◆ TASK INPUTS:
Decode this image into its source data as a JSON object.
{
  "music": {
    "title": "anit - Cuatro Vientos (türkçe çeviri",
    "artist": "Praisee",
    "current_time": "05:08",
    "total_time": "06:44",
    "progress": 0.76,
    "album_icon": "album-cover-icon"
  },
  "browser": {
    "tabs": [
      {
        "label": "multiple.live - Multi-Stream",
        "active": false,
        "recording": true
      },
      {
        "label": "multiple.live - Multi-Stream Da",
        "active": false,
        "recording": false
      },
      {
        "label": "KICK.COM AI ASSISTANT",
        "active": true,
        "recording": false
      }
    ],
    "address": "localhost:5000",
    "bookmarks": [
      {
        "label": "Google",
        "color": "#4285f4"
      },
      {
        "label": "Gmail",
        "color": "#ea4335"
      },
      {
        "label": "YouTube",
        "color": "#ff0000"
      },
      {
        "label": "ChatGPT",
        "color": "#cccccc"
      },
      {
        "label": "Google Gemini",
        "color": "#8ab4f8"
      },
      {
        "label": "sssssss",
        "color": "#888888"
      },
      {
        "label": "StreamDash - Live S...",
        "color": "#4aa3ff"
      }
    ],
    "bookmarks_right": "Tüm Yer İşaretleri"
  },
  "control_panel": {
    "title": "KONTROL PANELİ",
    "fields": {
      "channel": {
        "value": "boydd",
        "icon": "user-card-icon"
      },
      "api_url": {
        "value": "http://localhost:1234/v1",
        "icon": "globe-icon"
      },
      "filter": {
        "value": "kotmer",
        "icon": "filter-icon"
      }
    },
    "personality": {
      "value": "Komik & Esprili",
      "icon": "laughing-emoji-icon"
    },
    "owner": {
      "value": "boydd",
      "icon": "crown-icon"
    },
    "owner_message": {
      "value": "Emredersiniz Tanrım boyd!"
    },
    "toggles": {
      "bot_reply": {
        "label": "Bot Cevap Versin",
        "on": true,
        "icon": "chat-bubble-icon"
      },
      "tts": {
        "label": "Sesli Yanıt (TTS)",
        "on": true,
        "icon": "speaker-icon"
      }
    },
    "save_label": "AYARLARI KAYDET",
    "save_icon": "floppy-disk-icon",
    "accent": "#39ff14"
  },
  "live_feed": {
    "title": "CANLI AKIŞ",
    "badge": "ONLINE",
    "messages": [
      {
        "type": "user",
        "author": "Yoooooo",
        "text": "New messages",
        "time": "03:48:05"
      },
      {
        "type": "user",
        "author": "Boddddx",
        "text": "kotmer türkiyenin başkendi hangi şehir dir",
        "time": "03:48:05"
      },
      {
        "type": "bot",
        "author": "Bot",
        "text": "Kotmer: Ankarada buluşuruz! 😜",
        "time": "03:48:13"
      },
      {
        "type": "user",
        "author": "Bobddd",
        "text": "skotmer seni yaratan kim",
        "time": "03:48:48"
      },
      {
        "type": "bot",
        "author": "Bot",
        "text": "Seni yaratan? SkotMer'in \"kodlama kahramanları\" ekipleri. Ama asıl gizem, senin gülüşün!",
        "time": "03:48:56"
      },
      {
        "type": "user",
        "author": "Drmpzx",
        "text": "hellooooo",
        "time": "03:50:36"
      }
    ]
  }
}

◆ WHAT YOU ARE ASKED TO DO: Go through the entries and return each line where the word "yaratan" appears.

◆ TASK RESULT:
        "text": "skotmer seni yaratan kim",
        "text": "Seni yaratan? SkotMer'in \"kodlama kahramanları\" ekipleri. Ama asıl gizem, senin gülüşün!",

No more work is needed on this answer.